Stored data
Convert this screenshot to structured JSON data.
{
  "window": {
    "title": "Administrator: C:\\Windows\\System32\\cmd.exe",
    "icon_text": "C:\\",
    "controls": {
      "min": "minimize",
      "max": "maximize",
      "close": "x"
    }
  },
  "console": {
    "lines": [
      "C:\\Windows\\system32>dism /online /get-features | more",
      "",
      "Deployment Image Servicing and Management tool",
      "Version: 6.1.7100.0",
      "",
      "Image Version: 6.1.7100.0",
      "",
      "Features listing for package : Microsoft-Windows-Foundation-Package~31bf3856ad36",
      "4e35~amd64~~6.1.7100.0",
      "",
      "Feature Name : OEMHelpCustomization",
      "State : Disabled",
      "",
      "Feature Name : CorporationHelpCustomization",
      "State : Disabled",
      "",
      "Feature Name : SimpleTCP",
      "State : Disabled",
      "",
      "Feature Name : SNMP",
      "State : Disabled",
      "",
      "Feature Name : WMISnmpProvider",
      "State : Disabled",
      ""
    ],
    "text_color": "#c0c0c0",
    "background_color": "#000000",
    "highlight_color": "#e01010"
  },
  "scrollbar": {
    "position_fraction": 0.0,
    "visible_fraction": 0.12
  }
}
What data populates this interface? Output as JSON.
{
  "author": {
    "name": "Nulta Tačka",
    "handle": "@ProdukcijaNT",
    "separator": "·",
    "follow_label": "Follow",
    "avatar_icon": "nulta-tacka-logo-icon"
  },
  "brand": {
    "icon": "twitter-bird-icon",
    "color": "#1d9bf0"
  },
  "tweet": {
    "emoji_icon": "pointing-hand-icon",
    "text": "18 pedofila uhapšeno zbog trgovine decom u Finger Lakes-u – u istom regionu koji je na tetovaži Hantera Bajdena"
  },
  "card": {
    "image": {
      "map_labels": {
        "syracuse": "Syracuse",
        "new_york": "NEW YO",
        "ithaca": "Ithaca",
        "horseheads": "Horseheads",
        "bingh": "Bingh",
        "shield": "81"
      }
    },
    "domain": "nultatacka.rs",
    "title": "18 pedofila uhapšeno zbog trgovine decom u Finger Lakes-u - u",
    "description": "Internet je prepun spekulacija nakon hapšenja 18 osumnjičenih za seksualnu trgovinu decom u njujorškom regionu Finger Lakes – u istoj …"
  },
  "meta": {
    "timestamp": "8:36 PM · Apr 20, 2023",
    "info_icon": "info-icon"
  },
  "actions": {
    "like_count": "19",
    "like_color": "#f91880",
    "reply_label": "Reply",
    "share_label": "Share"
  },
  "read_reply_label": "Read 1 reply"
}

■ DIRECTIONS
Only the number is wanted: how many lines above include the word "JSON"?

■ OUTPUT OF THE TASK
2